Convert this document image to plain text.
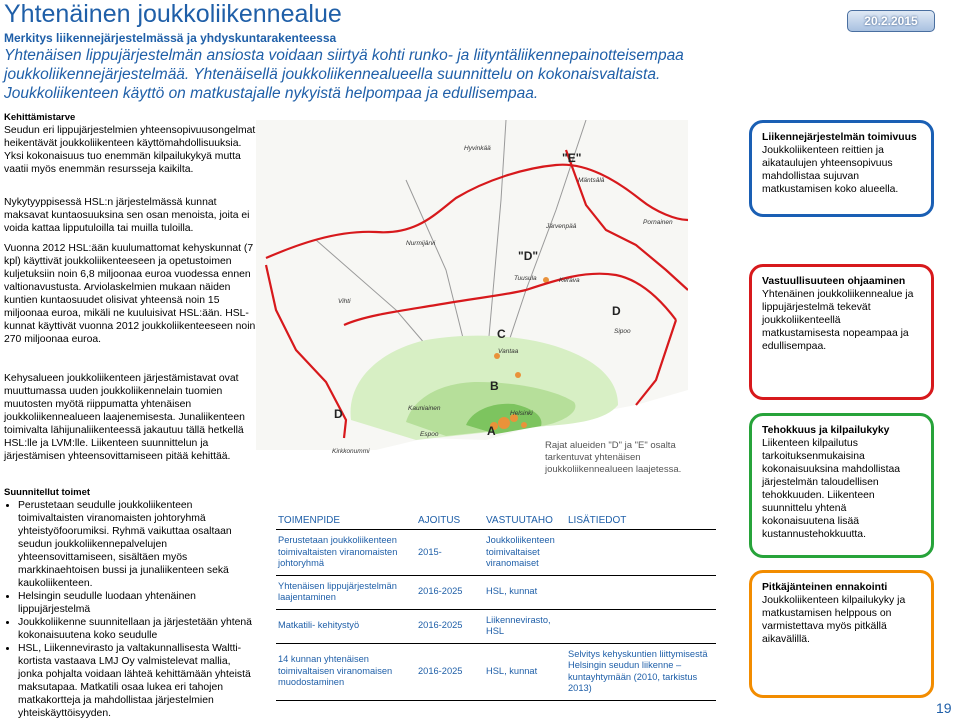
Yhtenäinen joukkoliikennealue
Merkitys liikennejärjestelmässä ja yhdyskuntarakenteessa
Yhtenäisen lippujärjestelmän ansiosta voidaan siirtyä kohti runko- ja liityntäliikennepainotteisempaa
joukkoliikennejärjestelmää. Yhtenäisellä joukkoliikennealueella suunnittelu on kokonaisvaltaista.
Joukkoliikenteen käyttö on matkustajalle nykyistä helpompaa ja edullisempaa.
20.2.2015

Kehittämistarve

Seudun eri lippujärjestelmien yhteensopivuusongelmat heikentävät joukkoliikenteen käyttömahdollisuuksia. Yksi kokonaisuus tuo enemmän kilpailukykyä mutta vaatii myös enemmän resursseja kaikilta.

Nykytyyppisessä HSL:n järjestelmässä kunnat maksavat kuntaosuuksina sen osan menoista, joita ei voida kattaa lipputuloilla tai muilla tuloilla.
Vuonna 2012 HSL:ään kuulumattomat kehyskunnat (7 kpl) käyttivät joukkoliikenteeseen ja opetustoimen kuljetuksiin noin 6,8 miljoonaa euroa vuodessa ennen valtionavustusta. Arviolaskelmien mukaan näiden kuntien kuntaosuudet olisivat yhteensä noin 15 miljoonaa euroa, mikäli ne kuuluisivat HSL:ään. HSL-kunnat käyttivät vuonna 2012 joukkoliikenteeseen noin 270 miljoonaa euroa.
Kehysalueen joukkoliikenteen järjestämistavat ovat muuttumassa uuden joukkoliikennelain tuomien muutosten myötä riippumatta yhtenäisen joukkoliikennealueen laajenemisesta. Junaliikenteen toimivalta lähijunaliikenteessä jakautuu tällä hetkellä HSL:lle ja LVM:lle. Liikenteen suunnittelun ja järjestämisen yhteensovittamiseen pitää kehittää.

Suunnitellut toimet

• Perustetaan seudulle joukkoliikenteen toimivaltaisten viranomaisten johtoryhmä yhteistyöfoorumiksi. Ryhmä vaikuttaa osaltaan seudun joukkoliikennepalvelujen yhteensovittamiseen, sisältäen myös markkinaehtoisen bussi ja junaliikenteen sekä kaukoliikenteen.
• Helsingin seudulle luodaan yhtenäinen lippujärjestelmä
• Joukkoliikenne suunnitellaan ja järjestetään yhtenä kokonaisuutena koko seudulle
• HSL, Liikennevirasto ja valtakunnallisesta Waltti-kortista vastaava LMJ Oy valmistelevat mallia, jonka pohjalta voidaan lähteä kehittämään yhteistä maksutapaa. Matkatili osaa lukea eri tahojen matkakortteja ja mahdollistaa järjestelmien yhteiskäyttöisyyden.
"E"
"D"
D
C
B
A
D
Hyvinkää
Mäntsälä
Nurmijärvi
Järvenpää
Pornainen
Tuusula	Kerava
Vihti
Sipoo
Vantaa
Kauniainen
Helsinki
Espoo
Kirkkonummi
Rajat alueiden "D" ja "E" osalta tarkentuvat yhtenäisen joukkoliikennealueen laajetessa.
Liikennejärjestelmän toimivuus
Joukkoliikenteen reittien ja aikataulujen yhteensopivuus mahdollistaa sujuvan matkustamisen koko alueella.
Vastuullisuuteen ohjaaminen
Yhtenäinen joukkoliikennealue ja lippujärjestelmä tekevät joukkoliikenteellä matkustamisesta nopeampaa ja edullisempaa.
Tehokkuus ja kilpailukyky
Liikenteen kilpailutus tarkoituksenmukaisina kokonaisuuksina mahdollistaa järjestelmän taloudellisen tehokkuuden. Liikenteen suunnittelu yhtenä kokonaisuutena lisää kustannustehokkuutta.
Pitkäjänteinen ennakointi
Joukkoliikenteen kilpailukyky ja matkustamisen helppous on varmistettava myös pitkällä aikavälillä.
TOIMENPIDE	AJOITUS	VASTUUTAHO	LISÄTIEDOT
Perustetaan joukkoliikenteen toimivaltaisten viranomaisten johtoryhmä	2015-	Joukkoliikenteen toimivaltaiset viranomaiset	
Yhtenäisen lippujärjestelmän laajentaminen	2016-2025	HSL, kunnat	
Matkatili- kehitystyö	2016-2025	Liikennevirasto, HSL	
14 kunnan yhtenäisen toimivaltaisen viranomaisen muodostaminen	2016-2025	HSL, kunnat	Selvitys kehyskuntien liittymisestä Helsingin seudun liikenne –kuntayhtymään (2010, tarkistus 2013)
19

*****

*Goal:* Transcribe each entry precisely as given, leaving the pictures out.

*Written answer:*
Convert this document image to plain text.
Yhtenäinen joukkoliikennealue
Merkitys liikennejärjestelmässä ja yhdyskuntarakenteessa
Yhtenäisen lippujärjestelmän ansiosta voidaan siirtyä kohti runko- ja liityntäliikennepainotteisempaa
joukkoliikennejärjestelmää. Yhtenäisellä joukkoliikennealueella suunnittelu on kokonaisvaltaista.
Joukkoliikenteen käyttö on matkustajalle nykyistä helpompaa ja edullisempaa.
20.2.2015

Kehittämistarve

Seudun eri lippujärjestelmien yhteensopivuusongelmat heikentävät joukkoliikenteen käyttömahdollisuuksia. Yksi kokonaisuus tuo enemmän kilpailukykyä mutta vaatii myös enemmän resursseja kaikilta.

Nykytyyppisessä HSL:n järjestelmässä kunnat maksavat kuntaosuuksina sen osan menoista, joita ei voida kattaa lipputuloilla tai muilla tuloilla.
Vuonna 2012 HSL:ään kuulumattomat kehyskunnat (7 kpl) käyttivät joukkoliikenteeseen ja opetustoimen kuljetuksiin noin 6,8 miljoonaa euroa vuodessa ennen valtionavustusta. Arviolaskelmien mukaan näiden kuntien kuntaosuudet olisivat yhteensä noin 15 miljoonaa euroa, mikäli ne kuuluisivat HSL:ään. HSL-kunnat käyttivät vuonna 2012 joukkoliikenteeseen noin 270 miljoonaa euroa.
Kehysalueen joukkoliikenteen järjestämistavat ovat muuttumassa uuden joukkoliikennelain tuomien muutosten myötä riippumatta yhtenäisen joukkoliikennealueen laajenemisesta. Junaliikenteen toimivalta lähijunaliikenteessä jakautuu tällä hetkellä HSL:lle ja LVM:lle. Liikenteen suunnittelun ja järjestämisen yhteensovittamiseen pitää kehittää.

Suunnitellut toimet

• Perustetaan seudulle joukkoliikenteen toimivaltaisten viranomaisten johtoryhmä yhteistyöfoorumiksi. Ryhmä vaikuttaa osaltaan seudun joukkoliikennepalvelujen yhteensovittamiseen, sisältäen myös markkinaehtoisen bussi ja junaliikenteen sekä kaukoliikenteen.
• Helsingin seudulle luodaan yhtenäinen lippujärjestelmä
• Joukkoliikenne suunnitellaan ja järjestetään yhtenä kokonaisuutena koko seudulle
• HSL, Liikennevirasto ja valtakunnallisesta Waltti-kortista vastaava LMJ Oy valmistelevat mallia, jonka pohjalta voidaan lähteä kehittämään yhteistä maksutapaa. Matkatili osaa lukea eri tahojen matkakortteja ja mahdollistaa järjestelmien yhteiskäyttöisyyden.
"E"
"D"
D
C
B
A
D
Hyvinkää
Mäntsälä
Nurmijärvi
Järvenpää
Pornainen
Tuusula	Kerava
Vihti
Sipoo
Vantaa
Kauniainen
Helsinki
Espoo
Kirkkonummi
Rajat alueiden "D" ja "E" osalta tarkentuvat yhtenäisen joukkoliikennealueen laajetessa.
Liikennejärjestelmän toimivuus
Joukkoliikenteen reittien ja aikataulujen yhteensopivuus mahdollistaa sujuvan matkustamisen koko alueella.
Vastuullisuuteen ohjaaminen
Yhtenäinen joukkoliikennealue ja lippujärjestelmä tekevät joukkoliikenteellä matkustamisesta nopeampaa ja edullisempaa.
Tehokkuus ja kilpailukyky
Liikenteen kilpailutus tarkoituksenmukaisina kokonaisuuksina mahdollistaa järjestelmän taloudellisen tehokkuuden. Liikenteen suunnittelu yhtenä kokonaisuutena lisää kustannustehokkuutta.
Pitkäjänteinen ennakointi
Joukkoliikenteen kilpailukyky ja matkustamisen helppous on varmistettava myös pitkällä aikavälillä.
TOIMENPIDE	AJOITUS	VASTUUTAHO	LISÄTIEDOT
Perustetaan joukkoliikenteen toimivaltaisten viranomaisten johtoryhmä	2015-	Joukkoliikenteen toimivaltaiset viranomaiset	
Yhtenäisen lippujärjestelmän laajentaminen	2016-2025	HSL, kunnat	
Matkatili- kehitystyö	2016-2025	Liikennevirasto, HSL	
14 kunnan yhtenäisen toimivaltaisen viranomaisen muodostaminen	2016-2025	HSL, kunnat	Selvitys kehyskuntien liittymisestä Helsingin seudun liikenne –kuntayhtymään (2010, tarkistus 2013)
19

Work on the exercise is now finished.